TASK GOAL
Below is some material; set it all down exactly, apart from the pictures.

-- Start of DATASET EXCERPTS --

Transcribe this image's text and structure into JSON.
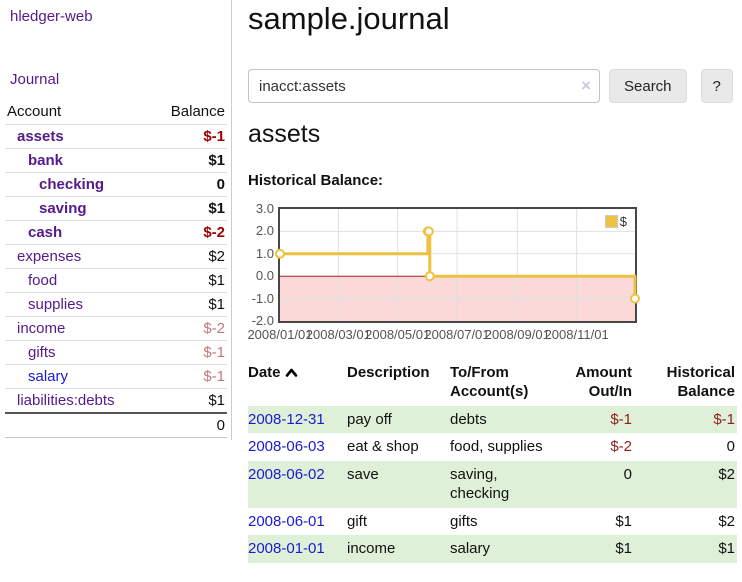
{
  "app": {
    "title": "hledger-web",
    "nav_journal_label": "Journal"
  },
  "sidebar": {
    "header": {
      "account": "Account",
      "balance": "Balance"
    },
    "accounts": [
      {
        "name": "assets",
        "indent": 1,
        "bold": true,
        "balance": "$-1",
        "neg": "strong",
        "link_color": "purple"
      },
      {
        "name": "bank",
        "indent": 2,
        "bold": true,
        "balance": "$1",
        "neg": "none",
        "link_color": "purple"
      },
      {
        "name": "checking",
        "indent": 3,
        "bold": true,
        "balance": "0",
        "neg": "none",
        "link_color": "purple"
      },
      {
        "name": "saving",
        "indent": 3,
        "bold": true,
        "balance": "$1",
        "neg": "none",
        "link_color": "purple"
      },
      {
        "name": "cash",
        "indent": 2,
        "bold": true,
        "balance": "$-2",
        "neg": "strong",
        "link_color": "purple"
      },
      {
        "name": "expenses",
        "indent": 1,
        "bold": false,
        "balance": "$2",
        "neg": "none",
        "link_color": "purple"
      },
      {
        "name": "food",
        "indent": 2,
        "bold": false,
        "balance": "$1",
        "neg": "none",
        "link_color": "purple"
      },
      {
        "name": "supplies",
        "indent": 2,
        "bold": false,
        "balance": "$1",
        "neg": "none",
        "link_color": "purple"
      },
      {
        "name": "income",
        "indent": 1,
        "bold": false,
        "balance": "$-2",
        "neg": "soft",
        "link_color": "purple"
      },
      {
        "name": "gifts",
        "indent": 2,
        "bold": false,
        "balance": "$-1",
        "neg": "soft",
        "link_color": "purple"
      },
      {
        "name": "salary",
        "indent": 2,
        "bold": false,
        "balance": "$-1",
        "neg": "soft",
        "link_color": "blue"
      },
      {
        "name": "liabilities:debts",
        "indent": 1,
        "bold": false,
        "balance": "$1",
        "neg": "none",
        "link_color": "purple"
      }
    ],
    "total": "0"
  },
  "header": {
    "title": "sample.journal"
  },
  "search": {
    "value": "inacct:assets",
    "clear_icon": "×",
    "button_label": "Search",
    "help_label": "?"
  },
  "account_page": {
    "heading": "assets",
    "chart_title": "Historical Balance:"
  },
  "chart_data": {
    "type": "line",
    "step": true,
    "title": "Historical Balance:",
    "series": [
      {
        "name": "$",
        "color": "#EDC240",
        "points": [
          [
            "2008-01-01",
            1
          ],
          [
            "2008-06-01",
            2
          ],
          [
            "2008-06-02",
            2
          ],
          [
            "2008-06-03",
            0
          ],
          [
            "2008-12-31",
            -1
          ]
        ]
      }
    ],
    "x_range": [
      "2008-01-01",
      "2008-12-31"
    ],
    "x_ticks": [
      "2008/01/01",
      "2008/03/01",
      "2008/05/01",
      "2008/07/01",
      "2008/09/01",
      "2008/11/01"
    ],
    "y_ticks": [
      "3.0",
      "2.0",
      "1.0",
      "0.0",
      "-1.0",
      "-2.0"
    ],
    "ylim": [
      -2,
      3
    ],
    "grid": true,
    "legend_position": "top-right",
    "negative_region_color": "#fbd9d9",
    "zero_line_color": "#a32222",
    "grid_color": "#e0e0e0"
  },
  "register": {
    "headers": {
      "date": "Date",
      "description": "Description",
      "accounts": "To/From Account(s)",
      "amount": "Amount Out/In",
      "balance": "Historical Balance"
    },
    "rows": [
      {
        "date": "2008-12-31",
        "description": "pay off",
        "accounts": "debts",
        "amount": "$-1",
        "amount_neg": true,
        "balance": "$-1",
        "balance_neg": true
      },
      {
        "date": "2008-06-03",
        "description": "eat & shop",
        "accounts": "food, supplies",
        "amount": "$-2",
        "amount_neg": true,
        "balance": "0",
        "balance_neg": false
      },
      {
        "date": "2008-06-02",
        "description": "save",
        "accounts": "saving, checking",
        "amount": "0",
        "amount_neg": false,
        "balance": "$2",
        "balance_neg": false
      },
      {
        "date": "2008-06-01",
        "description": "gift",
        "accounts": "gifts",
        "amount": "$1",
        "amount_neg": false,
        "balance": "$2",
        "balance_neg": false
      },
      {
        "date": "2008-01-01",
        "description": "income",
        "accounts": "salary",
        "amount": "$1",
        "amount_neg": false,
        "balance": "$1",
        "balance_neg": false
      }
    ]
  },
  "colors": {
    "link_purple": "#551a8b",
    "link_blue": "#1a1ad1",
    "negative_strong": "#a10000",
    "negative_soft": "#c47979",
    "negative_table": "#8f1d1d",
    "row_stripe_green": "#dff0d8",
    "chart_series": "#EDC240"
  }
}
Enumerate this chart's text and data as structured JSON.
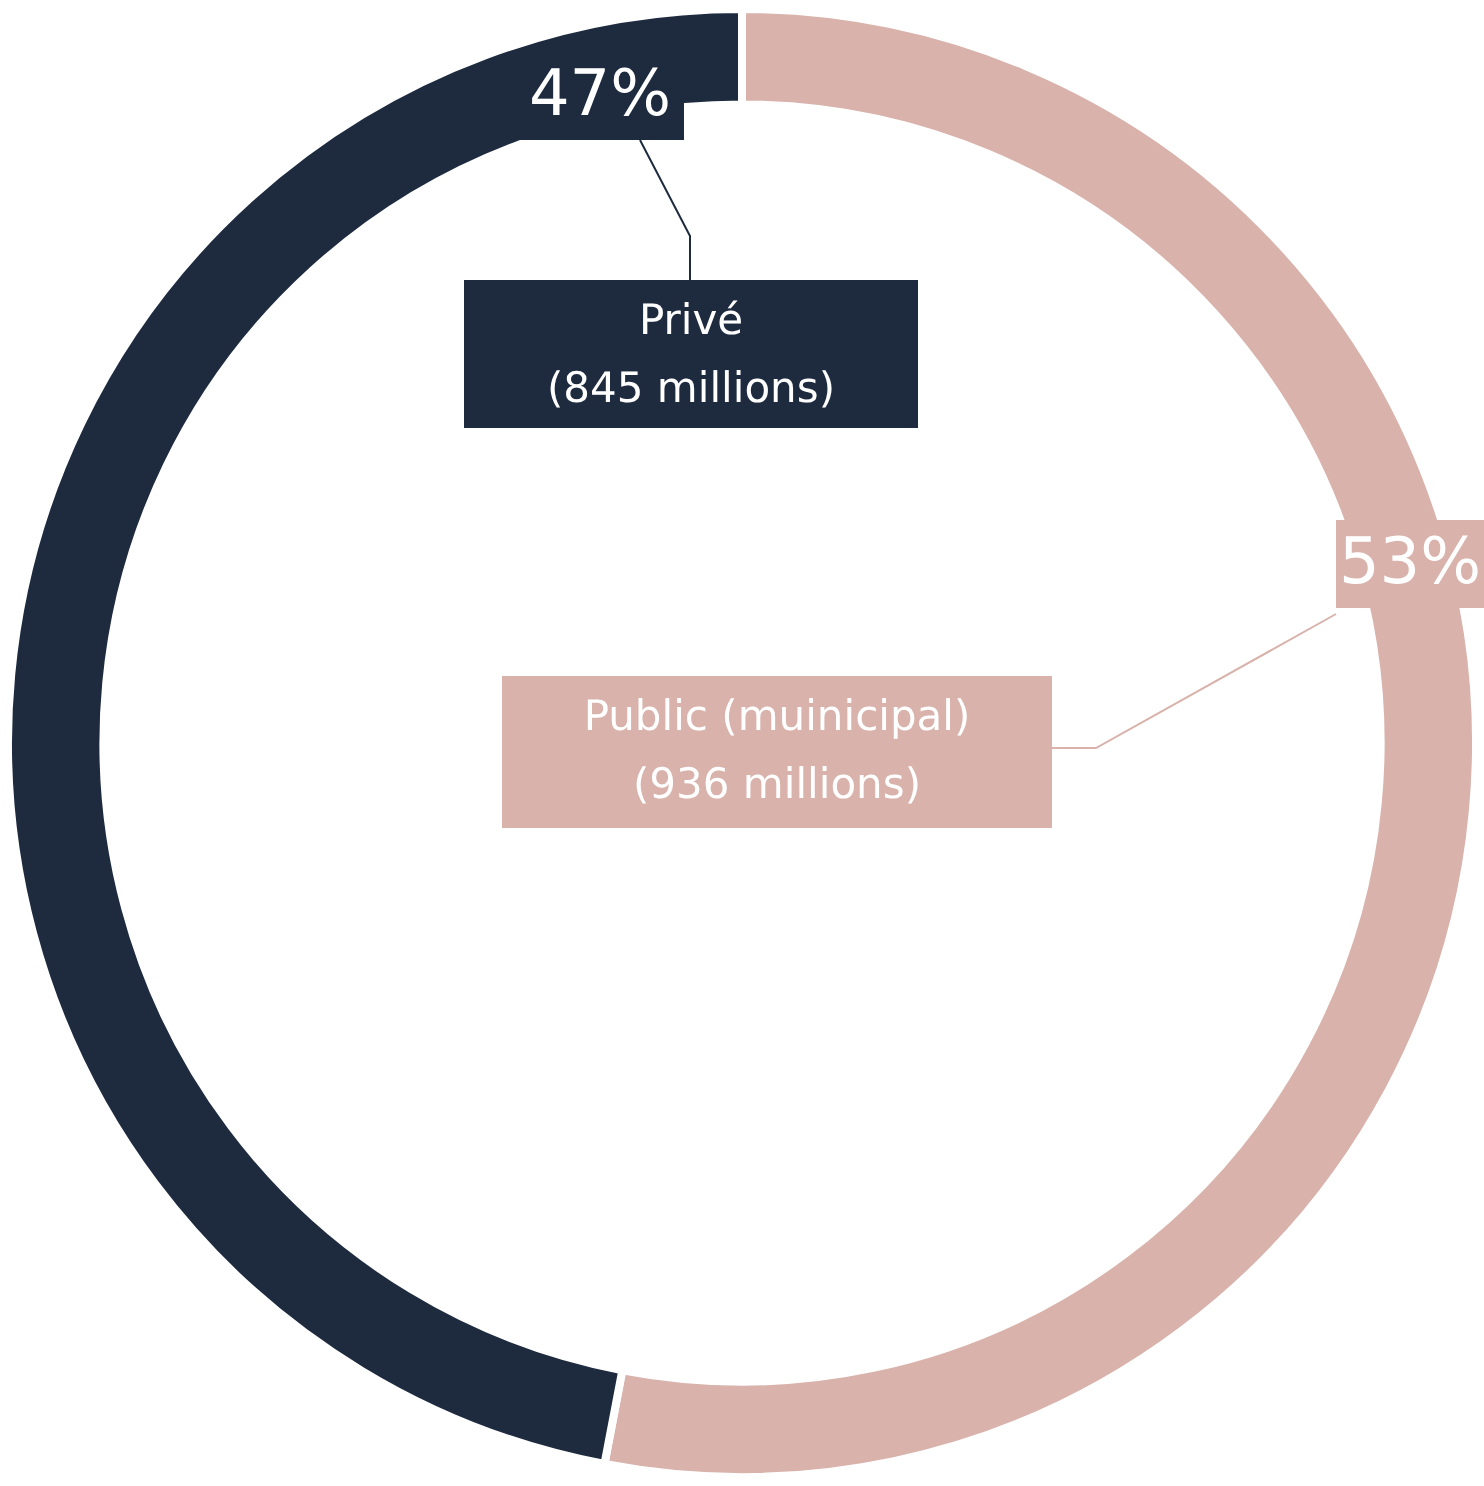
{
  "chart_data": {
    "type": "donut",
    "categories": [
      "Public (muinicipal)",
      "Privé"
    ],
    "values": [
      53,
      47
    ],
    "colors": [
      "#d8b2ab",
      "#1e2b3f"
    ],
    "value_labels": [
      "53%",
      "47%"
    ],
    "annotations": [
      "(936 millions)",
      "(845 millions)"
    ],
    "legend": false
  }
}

-- End of DATASET EXCERPTS --

TASK RESULT
Transcribe this image's text and structure into JSON.
{
  "app": {
    "title": "hledger-web",
    "nav_journal_label": "Journal"
  },
  "sidebar": {
    "header": {
      "account": "Account",
      "balance": "Balance"
    },
    "accounts": [
      {
        "name": "assets",
        "indent": 1,
        "bold": true,
        "balance": "$-1",
        "neg": "strong",
        "link_color": "purple"
      },
      {
        "name": "bank",
        "indent": 2,
        "bold": true,
        "balance": "$1",
        "neg": "none",
        "link_color": "purple"
      },
      {
        "name": "checking",
        "indent": 3,
        "bold": true,
        "balance": "0",
        "neg": "none",
        "link_color": "purple"
      },
      {
        "name": "saving",
        "indent": 3,
        "bold": true,
        "balance": "$1",
        "neg": "none",
        "link_color": "purple"
      },
      {
        "name": "cash",
        "indent": 2,
        "bold": true,
        "balance": "$-2",
        "neg": "strong",
        "link_color": "purple"
      },
      {
        "name": "expenses",
        "indent": 1,
        "bold": false,
        "balance": "$2",
        "neg": "none",
        "link_color": "purple"
      },
      {
        "name": "food",
        "indent": 2,
        "bold": false,
        "balance": "$1",
        "neg": "none",
        "link_color": "purple"
      },
      {
        "name": "supplies",
        "indent": 2,
        "bold": false,
        "balance": "$1",
        "neg": "none",
        "link_color": "purple"
      },
      {
        "name": "income",
        "indent": 1,
        "bold": false,
        "balance": "$-2",
        "neg": "soft",
        "link_color": "purple"
      },
      {
        "name": "gifts",
        "indent": 2,
        "bold": false,
        "balance": "$-1",
        "neg": "soft",
        "link_color": "purple"
      },
      {
        "name": "salary",
        "indent": 2,
        "bold": false,
        "balance": "$-1",
        "neg": "soft",
        "link_color": "blue"
      },
      {
        "name": "liabilities:debts",
        "indent": 1,
        "bold": false,
        "balance": "$1",
        "neg": "none",
        "link_color": "purple"
      }
    ],
    "total": "0"
  },
  "header": {
    "title": "sample.journal"
  },
  "search": {
    "value": "inacct:assets",
    "clear_icon": "×",
    "button_label": "Search",
    "help_label": "?"
  },
  "account_page": {
    "heading": "assets",
    "chart_title": "Historical Balance:"
  },
  "chart_data": {
    "type": "line",
    "step": true,
    "title": "Historical Balance:",
    "series": [
      {
        "name": "$",
        "color": "#EDC240",
        "points": [
          [
            "2008-01-01",
            1
          ],
          [
            "2008-06-01",
            2
          ],
          [
            "2008-06-02",
            2
          ],
          [
            "2008-06-03",
            0
          ],
          [
            "2008-12-31",
            -1
          ]
        ]
      }
    ],
    "x_range": [
      "2008-01-01",
      "2008-12-31"
    ],
    "x_ticks": [
      "2008/01/01",
      "2008/03/01",
      "2008/05/01",
      "2008/07/01",
      "2008/09/01",
      "2008/11/01"
    ],
    "y_ticks": [
      "3.0",
      "2.0",
      "1.0",
      "0.0",
      "-1.0",
      "-2.0"
    ],
    "ylim": [
      -2,
      3
    ],
    "grid": true,
    "legend_position": "top-right",
    "negative_region_color": "#fbd9d9",
    "zero_line_color": "#a32222",
    "grid_color": "#e0e0e0"
  },
  "register": {
    "headers": {
      "date": "Date",
      "description": "Description",
      "accounts": "To/From Account(s)",
      "amount": "Amount Out/In",
      "balance": "Historical Balance"
    },
    "rows": [
      {
        "date": "2008-12-31",
        "description": "pay off",
        "accounts": "debts",
        "amount": "$-1",
        "amount_neg": true,
        "balance": "$-1",
        "balance_neg": true
      },
      {
        "date": "2008-06-03",
        "description": "eat & shop",
        "accounts": "food, supplies",
        "amount": "$-2",
        "amount_neg": true,
        "balance": "0",
        "balance_neg": false
      },
      {
        "date": "2008-06-02",
        "description": "save",
        "accounts": "saving, checking",
        "amount": "0",
        "amount_neg": false,
        "balance": "$2",
        "balance_neg": false
      },
      {
        "date": "2008-06-01",
        "description": "gift",
        "accounts": "gifts",
        "amount": "$1",
        "amount_neg": false,
        "balance": "$2",
        "balance_neg": false
      },
      {
        "date": "2008-01-01",
        "description": "income",
        "accounts": "salary",
        "amount": "$1",
        "amount_neg": false,
        "balance": "$1",
        "balance_neg": false
      }
    ]
  },
  "colors": {
    "link_purple": "#551a8b",
    "link_blue": "#1a1ad1",
    "negative_strong": "#a10000",
    "negative_soft": "#c47979",
    "negative_table": "#8f1d1d",
    "row_stripe_green": "#dff0d8",
    "chart_series": "#EDC240"
  }
}
Enumerate this chart's text and data as structured JSON.
{
  "chart_data": {
    "type": "donut",
    "categories": [
      "Public (muinicipal)",
      "Privé"
    ],
    "values": [
      53,
      47
    ],
    "colors": [
      "#d8b2ab",
      "#1e2b3f"
    ],
    "value_labels": [
      "53%",
      "47%"
    ],
    "annotations": [
      "(936 millions)",
      "(845 millions)"
    ],
    "legend": false
  }
}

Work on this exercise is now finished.